TASK REQUIREMENTS> Lines containing the string "this" are to be counted; report the total by itself.

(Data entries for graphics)
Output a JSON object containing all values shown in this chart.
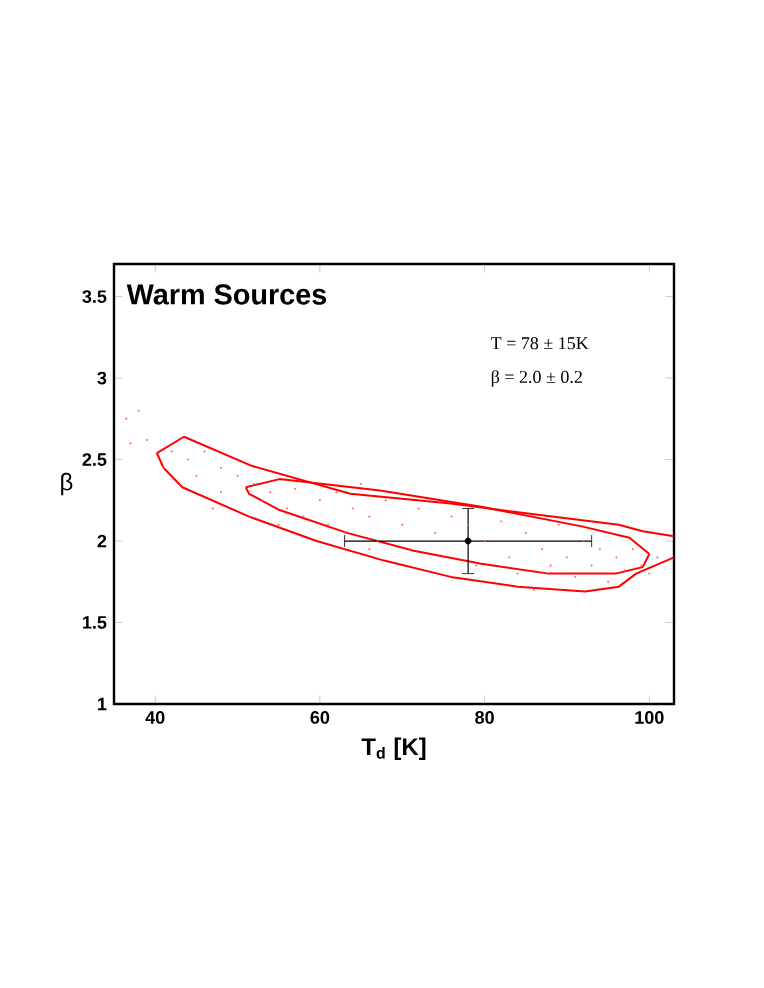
{
  "chart_data": {
    "type": "scatter",
    "title": "Warm Sources",
    "xlabel": "T$_{d}$ [K]",
    "ylabel": "β",
    "annotations": [
      "T = 78 ± 15K",
      "β = 2.0 ± 0.2"
    ],
    "xlim": [
      35,
      103
    ],
    "ylim": [
      1,
      3.7
    ],
    "xticks": [
      40,
      60,
      80,
      100
    ],
    "yticks": [
      1,
      1.5,
      2,
      2.5,
      3,
      3.5
    ],
    "series": [
      {
        "color": "#ff6666",
        "marker": "circle",
        "x": [
          36.5,
          38,
          37,
          39,
          41,
          42,
          44,
          45,
          46,
          48,
          48,
          50,
          52,
          53,
          54,
          56,
          57,
          58,
          60,
          61,
          62,
          63,
          64,
          66,
          67,
          68,
          70,
          71,
          72,
          74,
          75,
          76,
          78,
          79,
          80,
          82,
          83,
          84,
          85,
          87,
          88,
          89,
          90,
          91,
          92,
          93,
          94,
          95,
          96,
          97,
          98,
          99,
          100,
          101,
          47,
          55,
          65,
          73,
          86,
          66
        ],
        "values": [
          2.75,
          2.8,
          2.6,
          2.62,
          2.45,
          2.55,
          2.5,
          2.4,
          2.55,
          2.45,
          2.3,
          2.4,
          2.35,
          2.25,
          2.3,
          2.2,
          2.32,
          2.15,
          2.25,
          2.1,
          2.3,
          2.05,
          2.2,
          2.15,
          2.0,
          2.25,
          2.1,
          1.95,
          2.2,
          2.05,
          1.9,
          2.15,
          2.1,
          1.85,
          2.0,
          2.12,
          1.9,
          1.8,
          2.05,
          1.95,
          1.85,
          2.1,
          1.9,
          1.78,
          2.0,
          1.85,
          1.95,
          1.75,
          1.9,
          1.82,
          1.95,
          1.85,
          1.8,
          1.9,
          2.2,
          2.1,
          2.35,
          2.25,
          1.7,
          1.95
        ]
      },
      {
        "type": "line",
        "color": "#ff0000",
        "marker": "none",
        "x": [
          40.2,
          43.5,
          51.8,
          63.7,
          75.9,
          88.2,
          96.3,
          99.2,
          103
        ],
        "values": [
          2.54,
          2.64,
          2.46,
          2.29,
          2.23,
          2.15,
          2.1,
          2.06,
          2.03
        ]
      },
      {
        "type": "line",
        "color": "#ff0000",
        "marker": "none",
        "x": [
          40.2,
          41,
          43.3,
          51.4,
          59.6,
          67.8,
          75.9,
          84,
          92.2,
          96.3,
          98.4,
          103
        ],
        "values": [
          2.54,
          2.45,
          2.33,
          2.15,
          2.0,
          1.88,
          1.78,
          1.72,
          1.69,
          1.72,
          1.8,
          1.9
        ]
      },
      {
        "type": "line",
        "color": "#ff0000",
        "marker": "none",
        "x": [
          51,
          55.1,
          67.3,
          79.6,
          91.8,
          97.6,
          100
        ],
        "values": [
          2.33,
          2.38,
          2.31,
          2.21,
          2.09,
          2.02,
          1.92
        ]
      },
      {
        "type": "line",
        "color": "#ff0000",
        "marker": "none",
        "x": [
          51,
          51.4,
          55.1,
          63.3,
          71.4,
          79.6,
          87.8,
          95.9,
          99.2,
          100
        ],
        "values": [
          2.33,
          2.29,
          2.19,
          2.05,
          1.94,
          1.86,
          1.8,
          1.8,
          1.84,
          1.92
        ]
      },
      {
        "type": "scatter",
        "color": "#000000",
        "marker": "circle",
        "x": [
          78
        ],
        "values": [
          2.0
        ],
        "errors": [
          0.2
        ],
        "xerrors": [
          15
        ]
      }
    ]
  }
}
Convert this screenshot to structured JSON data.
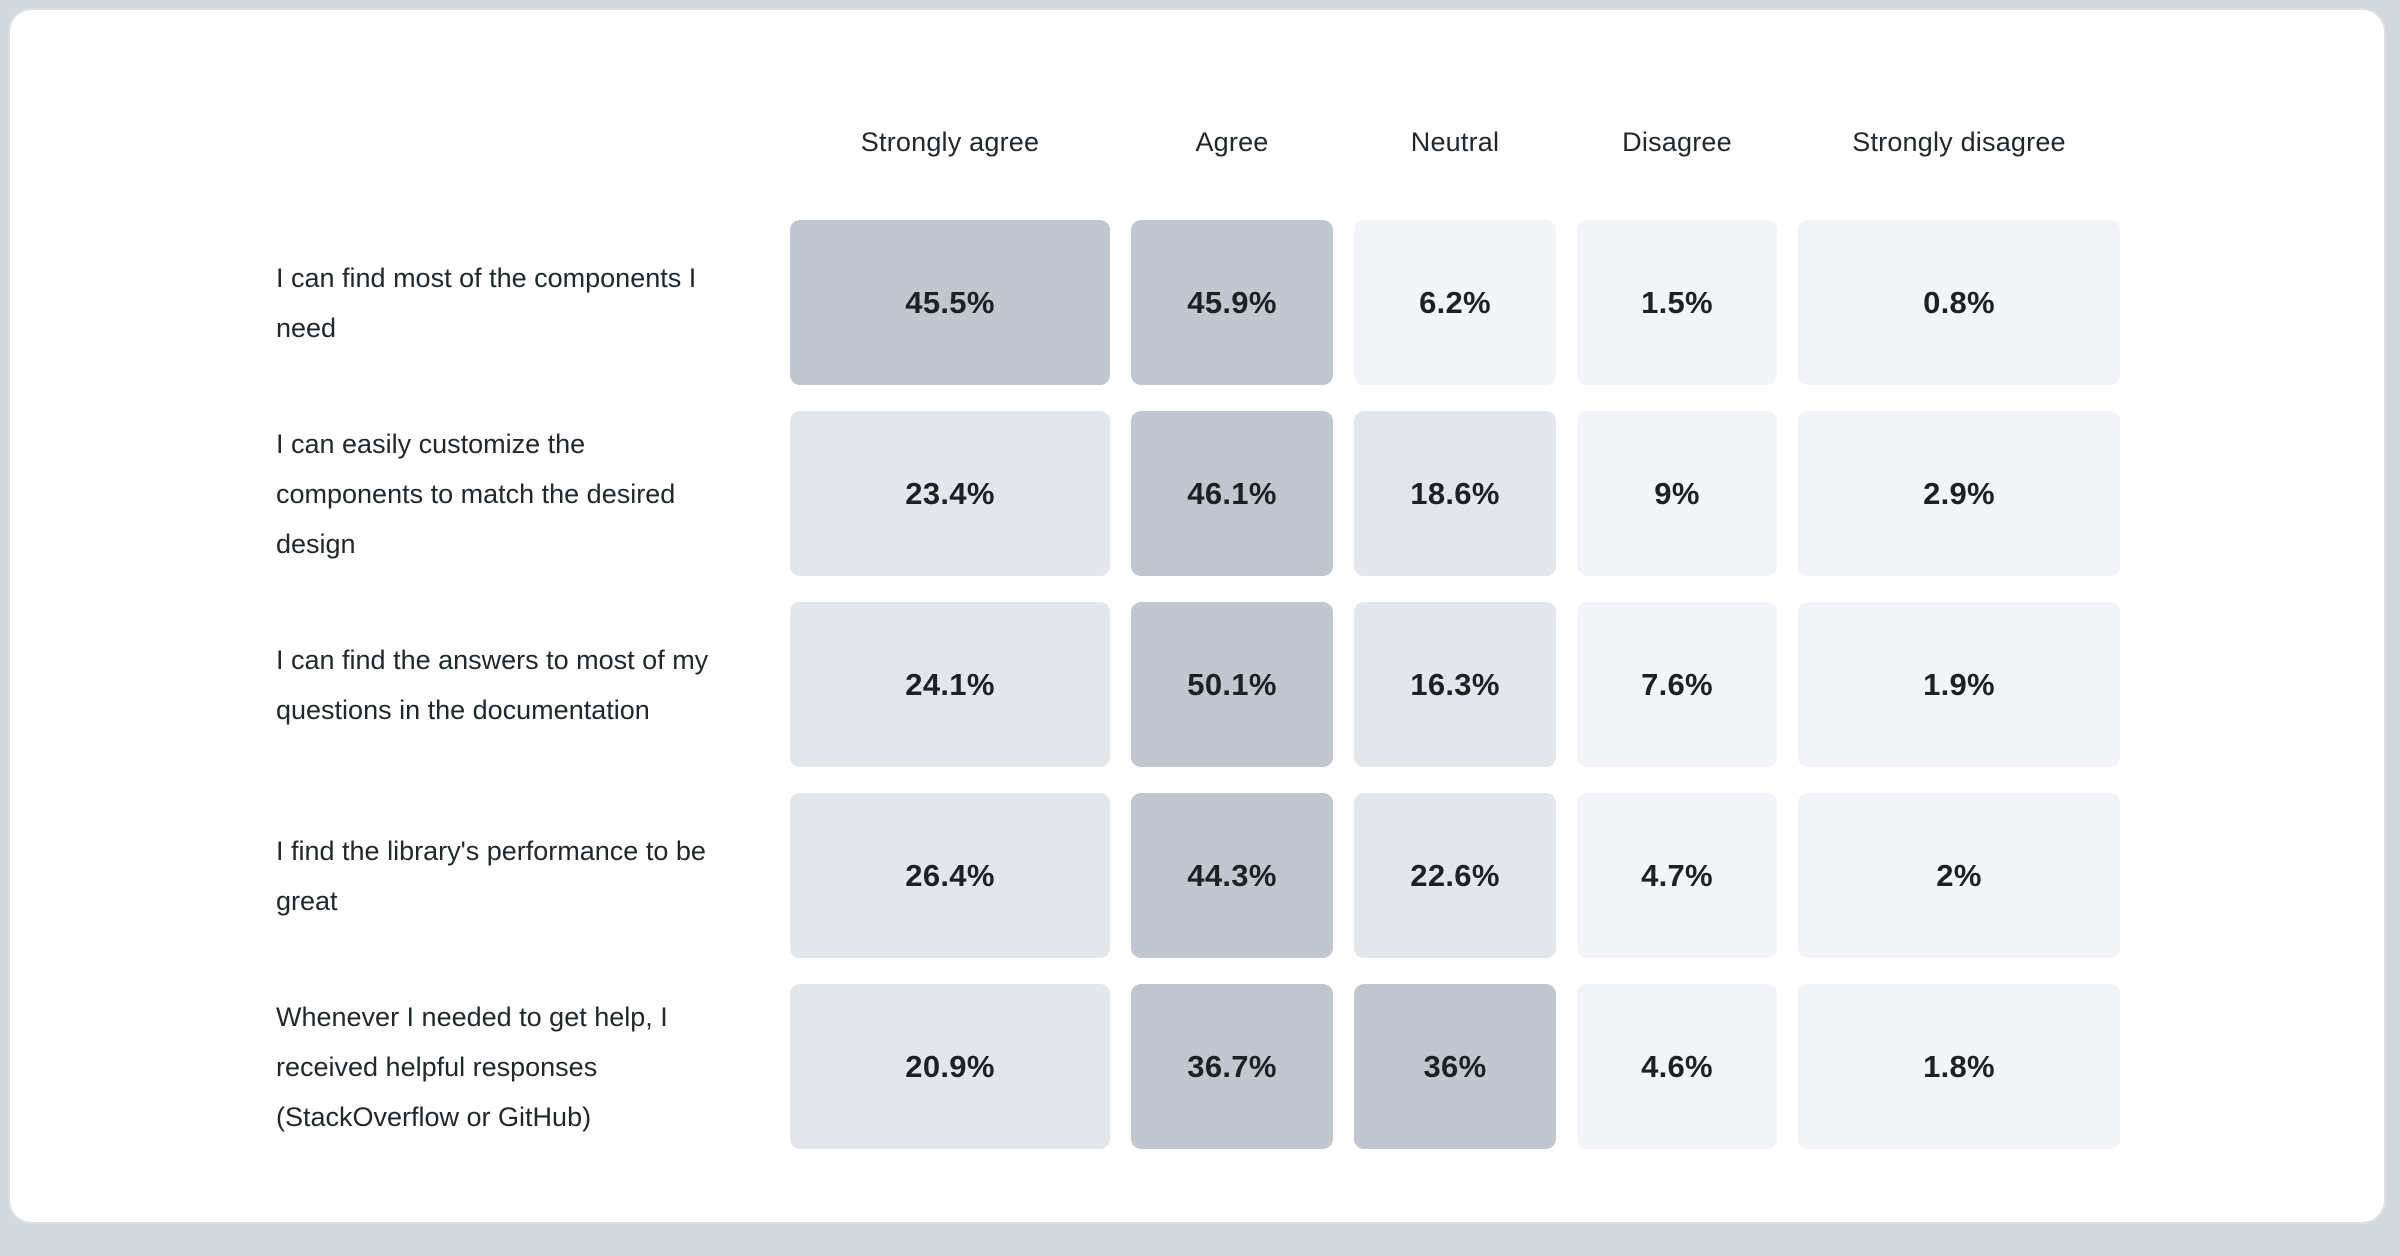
{
  "chart_data": {
    "type": "heatmap",
    "title": "",
    "columns": [
      "Strongly agree",
      "Agree",
      "Neutral",
      "Disagree",
      "Strongly disagree"
    ],
    "rows": [
      {
        "label": "I can find most of the components I need",
        "values": [
          45.5,
          45.9,
          6.2,
          1.5,
          0.8
        ],
        "display": [
          "45.5%",
          "45.9%",
          "6.2%",
          "1.5%",
          "0.8%"
        ]
      },
      {
        "label": "I can easily customize the components to match the desired design",
        "values": [
          23.4,
          46.1,
          18.6,
          9,
          2.9
        ],
        "display": [
          "23.4%",
          "46.1%",
          "18.6%",
          "9%",
          "2.9%"
        ]
      },
      {
        "label": "I can find the answers to most of my questions in the documentation",
        "values": [
          24.1,
          50.1,
          16.3,
          7.6,
          1.9
        ],
        "display": [
          "24.1%",
          "50.1%",
          "16.3%",
          "7.6%",
          "1.9%"
        ]
      },
      {
        "label": "I find the library's performance to be great",
        "values": [
          26.4,
          44.3,
          22.6,
          4.7,
          2
        ],
        "display": [
          "26.4%",
          "44.3%",
          "22.6%",
          "4.7%",
          "2%"
        ]
      },
      {
        "label": "Whenever I needed to get help, I received helpful responses (StackOverflow or GitHub)",
        "values": [
          20.9,
          36.7,
          36,
          4.6,
          1.8
        ],
        "display": [
          "20.9%",
          "36.7%",
          "36%",
          "4.6%",
          "1.8%"
        ]
      }
    ],
    "layout_hints": {
      "legend": "none",
      "grid": "off",
      "value_unit": "percent"
    },
    "color_scale": {
      "bins": [
        {
          "min": 30,
          "color": "#c1c7cf",
          "meaning": "high share"
        },
        {
          "min": 10,
          "color": "#e3e6ea",
          "meaning": "medium share"
        },
        {
          "min": 0,
          "color": "#f2f4f7",
          "meaning": "low share"
        }
      ],
      "text_color": "#1c2126"
    }
  }
}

FULL OUTPUT> 2